Print out every record exactly as it appears.

Input records:
━━━━━━━━

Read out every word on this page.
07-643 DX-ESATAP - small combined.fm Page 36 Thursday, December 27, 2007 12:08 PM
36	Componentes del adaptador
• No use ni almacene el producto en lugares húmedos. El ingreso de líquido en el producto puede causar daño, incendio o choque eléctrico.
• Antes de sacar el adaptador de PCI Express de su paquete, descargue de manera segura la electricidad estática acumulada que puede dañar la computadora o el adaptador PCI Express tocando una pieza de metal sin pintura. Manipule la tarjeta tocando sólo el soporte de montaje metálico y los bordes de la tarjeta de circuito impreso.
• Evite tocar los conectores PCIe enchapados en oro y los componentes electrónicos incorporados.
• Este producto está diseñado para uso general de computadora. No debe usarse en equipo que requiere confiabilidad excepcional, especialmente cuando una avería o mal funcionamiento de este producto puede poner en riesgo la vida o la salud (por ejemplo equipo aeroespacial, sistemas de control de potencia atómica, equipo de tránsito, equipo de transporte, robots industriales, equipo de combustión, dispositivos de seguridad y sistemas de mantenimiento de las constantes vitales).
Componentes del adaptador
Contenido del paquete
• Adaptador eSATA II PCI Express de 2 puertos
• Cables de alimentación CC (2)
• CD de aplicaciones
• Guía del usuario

━━━━━━━━

Correct response:
Read out every word on this page.
07-643 DX-ESATAP - small combined.fm Page 36 Thursday, December 27, 2007 12:08 PM
36	Componentes del adaptador
• No use ni almacene el producto en lugares húmedos. El ingreso de líquido en el producto puede causar daño, incendio o choque eléctrico.
• Antes de sacar el adaptador de PCI Express de su paquete, descargue de manera segura la electricidad estática acumulada que puede dañar la computadora o el adaptador PCI Express tocando una pieza de metal sin pintura. Manipule la tarjeta tocando sólo el soporte de montaje metálico y los bordes de la tarjeta de circuito impreso.
• Evite tocar los conectores PCIe enchapados en oro y los componentes electrónicos incorporados.
• Este producto está diseñado para uso general de computadora. No debe usarse en equipo que requiere confiabilidad excepcional, especialmente cuando una avería o mal funcionamiento de este producto puede poner en riesgo la vida o la salud (por ejemplo equipo aeroespacial, sistemas de control de potencia atómica, equipo de tránsito, equipo de transporte, robots industriales, equipo de combustión, dispositivos de seguridad y sistemas de mantenimiento de las constantes vitales).
Componentes del adaptador
Contenido del paquete
• Adaptador eSATA II PCI Express de 2 puertos
• Cables de alimentación CC (2)
• CD de aplicaciones
• Guía del usuario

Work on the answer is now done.